STATED PROBLEM
Can you write out the whole listing exactly?

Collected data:
--------------------

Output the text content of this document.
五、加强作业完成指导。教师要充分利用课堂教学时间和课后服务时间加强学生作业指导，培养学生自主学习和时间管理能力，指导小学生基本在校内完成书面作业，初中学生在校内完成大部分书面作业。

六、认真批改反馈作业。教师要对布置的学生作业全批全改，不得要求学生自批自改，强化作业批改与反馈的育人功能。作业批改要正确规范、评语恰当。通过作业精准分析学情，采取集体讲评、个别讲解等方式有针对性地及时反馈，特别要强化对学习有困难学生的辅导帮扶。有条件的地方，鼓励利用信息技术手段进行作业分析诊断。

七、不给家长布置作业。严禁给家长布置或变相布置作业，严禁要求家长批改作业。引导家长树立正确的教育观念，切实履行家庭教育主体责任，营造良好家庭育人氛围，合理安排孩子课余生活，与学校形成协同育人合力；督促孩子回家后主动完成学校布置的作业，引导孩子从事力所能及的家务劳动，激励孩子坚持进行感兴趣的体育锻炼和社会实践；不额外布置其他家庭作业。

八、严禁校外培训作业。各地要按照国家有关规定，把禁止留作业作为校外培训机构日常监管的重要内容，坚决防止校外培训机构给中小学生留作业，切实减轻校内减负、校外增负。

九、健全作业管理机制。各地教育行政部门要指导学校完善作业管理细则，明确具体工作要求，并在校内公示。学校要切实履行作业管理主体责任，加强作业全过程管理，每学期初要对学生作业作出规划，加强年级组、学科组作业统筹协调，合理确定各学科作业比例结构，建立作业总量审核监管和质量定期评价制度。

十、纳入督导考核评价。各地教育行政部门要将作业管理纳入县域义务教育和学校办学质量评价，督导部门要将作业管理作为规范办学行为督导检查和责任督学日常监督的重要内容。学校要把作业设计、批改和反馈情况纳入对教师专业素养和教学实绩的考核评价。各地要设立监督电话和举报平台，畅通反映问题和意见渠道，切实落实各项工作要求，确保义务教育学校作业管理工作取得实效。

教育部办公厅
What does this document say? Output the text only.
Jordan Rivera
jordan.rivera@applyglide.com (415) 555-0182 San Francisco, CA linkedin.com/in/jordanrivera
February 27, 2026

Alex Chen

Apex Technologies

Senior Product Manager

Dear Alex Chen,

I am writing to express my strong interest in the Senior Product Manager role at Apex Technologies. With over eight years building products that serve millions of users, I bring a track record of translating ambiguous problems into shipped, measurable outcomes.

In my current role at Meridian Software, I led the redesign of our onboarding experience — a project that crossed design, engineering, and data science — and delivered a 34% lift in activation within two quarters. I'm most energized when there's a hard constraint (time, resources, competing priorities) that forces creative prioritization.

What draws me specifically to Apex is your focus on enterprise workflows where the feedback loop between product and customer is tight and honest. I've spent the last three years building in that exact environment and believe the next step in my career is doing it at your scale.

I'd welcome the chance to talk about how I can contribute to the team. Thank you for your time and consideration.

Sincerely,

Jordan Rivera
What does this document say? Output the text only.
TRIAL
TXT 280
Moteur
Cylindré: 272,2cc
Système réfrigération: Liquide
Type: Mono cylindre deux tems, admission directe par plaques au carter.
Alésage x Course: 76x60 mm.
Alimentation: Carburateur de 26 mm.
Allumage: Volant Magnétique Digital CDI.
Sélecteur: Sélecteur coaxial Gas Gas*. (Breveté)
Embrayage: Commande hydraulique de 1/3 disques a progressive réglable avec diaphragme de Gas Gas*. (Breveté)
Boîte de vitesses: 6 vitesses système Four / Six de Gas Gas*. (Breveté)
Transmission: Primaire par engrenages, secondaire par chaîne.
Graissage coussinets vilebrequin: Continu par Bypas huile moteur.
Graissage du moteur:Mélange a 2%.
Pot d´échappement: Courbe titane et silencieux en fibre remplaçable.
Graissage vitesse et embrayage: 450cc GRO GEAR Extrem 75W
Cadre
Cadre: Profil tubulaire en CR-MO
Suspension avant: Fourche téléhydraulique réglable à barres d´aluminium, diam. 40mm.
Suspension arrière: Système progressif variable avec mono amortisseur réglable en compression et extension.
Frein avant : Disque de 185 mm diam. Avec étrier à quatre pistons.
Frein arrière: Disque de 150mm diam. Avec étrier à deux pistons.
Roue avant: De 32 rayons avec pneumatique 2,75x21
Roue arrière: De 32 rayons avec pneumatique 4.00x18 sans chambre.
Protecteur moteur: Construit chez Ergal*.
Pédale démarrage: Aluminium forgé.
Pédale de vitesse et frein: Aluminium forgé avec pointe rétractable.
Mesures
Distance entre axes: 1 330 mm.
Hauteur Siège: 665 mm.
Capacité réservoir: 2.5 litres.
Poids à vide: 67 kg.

--------------------

SOLUTION TO THE PROBLEM
Output the text content of this document.
五、加强作业完成指导。教师要充分利用课堂教学时间和课后服务时间加强学生作业指导，培养学生自主学习和时间管理能力，指导小学生基本在校内完成书面作业，初中学生在校内完成大部分书面作业。

六、认真批改反馈作业。教师要对布置的学生作业全批全改，不得要求学生自批自改，强化作业批改与反馈的育人功能。作业批改要正确规范、评语恰当。通过作业精准分析学情，采取集体讲评、个别讲解等方式有针对性地及时反馈，特别要强化对学习有困难学生的辅导帮扶。有条件的地方，鼓励利用信息技术手段进行作业分析诊断。

七、不给家长布置作业。严禁给家长布置或变相布置作业，严禁要求家长批改作业。引导家长树立正确的教育观念，切实履行家庭教育主体责任，营造良好家庭育人氛围，合理安排孩子课余生活，与学校形成协同育人合力；督促孩子回家后主动完成学校布置的作业，引导孩子从事力所能及的家务劳动，激励孩子坚持进行感兴趣的体育锻炼和社会实践；不额外布置其他家庭作业。

八、严禁校外培训作业。各地要按照国家有关规定，把禁止留作业作为校外培训机构日常监管的重要内容，坚决防止校外培训机构给中小学生留作业，切实减轻校内减负、校外增负。

九、健全作业管理机制。各地教育行政部门要指导学校完善作业管理细则，明确具体工作要求，并在校内公示。学校要切实履行作业管理主体责任，加强作业全过程管理，每学期初要对学生作业作出规划，加强年级组、学科组作业统筹协调，合理确定各学科作业比例结构，建立作业总量审核监管和质量定期评价制度。

十、纳入督导考核评价。各地教育行政部门要将作业管理纳入县域义务教育和学校办学质量评价，督导部门要将作业管理作为规范办学行为督导检查和责任督学日常监督的重要内容。学校要把作业设计、批改和反馈情况纳入对教师专业素养和教学实绩的考核评价。各地要设立监督电话和举报平台，畅通反映问题和意见渠道，切实落实各项工作要求，确保义务教育学校作业管理工作取得实效。

教育部办公厅
What does this document say? Output the text only.
Jordan Rivera
jordan.rivera@applyglide.com (415) 555-0182 San Francisco, CA linkedin.com/in/jordanrivera
February 27, 2026

Alex Chen

Apex Technologies

Senior Product Manager

Dear Alex Chen,

I am writing to express my strong interest in the Senior Product Manager role at Apex Technologies. With over eight years building products that serve millions of users, I bring a track record of translating ambiguous problems into shipped, measurable outcomes.

In my current role at Meridian Software, I led the redesign of our onboarding experience — a project that crossed design, engineering, and data science — and delivered a 34% lift in activation within two quarters. I'm most energized when there's a hard constraint (time, resources, competing priorities) that forces creative prioritization.

What draws me specifically to Apex is your focus on enterprise workflows where the feedback loop between product and customer is tight and honest. I've spent the last three years building in that exact environment and believe the next step in my career is doing it at your scale.

I'd welcome the chance to talk about how I can contribute to the team. Thank you for your time and consideration.

Sincerely,

Jordan Rivera
What does this document say? Output the text only.
TRIAL
TXT 280
Moteur
Cylindré: 272,2cc
Système réfrigération: Liquide
Type: Mono cylindre deux tems, admission directe par plaques au carter.
Alésage x Course: 76x60 mm.
Alimentation: Carburateur de 26 mm.
Allumage: Volant Magnétique Digital CDI.
Sélecteur: Sélecteur coaxial Gas Gas*. (Breveté)
Embrayage: Commande hydraulique de 1/3 disques a progressive réglable avec diaphragme de Gas Gas*. (Breveté)
Boîte de vitesses: 6 vitesses système Four / Six de Gas Gas*. (Breveté)
Transmission: Primaire par engrenages, secondaire par chaîne.
Graissage coussinets vilebrequin: Continu par Bypas huile moteur.
Graissage du moteur:Mélange a 2%.
Pot d´échappement: Courbe titane et silencieux en fibre remplaçable.
Graissage vitesse et embrayage: 450cc GRO GEAR Extrem 75W
Cadre
Cadre: Profil tubulaire en CR-MO
Suspension avant: Fourche téléhydraulique réglable à barres d´aluminium, diam. 40mm.
Suspension arrière: Système progressif variable avec mono amortisseur réglable en compression et extension.
Frein avant : Disque de 185 mm diam. Avec étrier à quatre pistons.
Frein arrière: Disque de 150mm diam. Avec étrier à deux pistons.
Roue avant: De 32 rayons avec pneumatique 2,75x21
Roue arrière: De 32 rayons avec pneumatique 4.00x18 sans chambre.
Protecteur moteur: Construit chez Ergal*.
Pédale démarrage: Aluminium forgé.
Pédale de vitesse et frein: Aluminium forgé avec pointe rétractable.
Mesures
Distance entre axes: 1 330 mm.
Hauteur Siège: 665 mm.
Capacité réservoir: 2.5 litres.
Poids à vide: 67 kg.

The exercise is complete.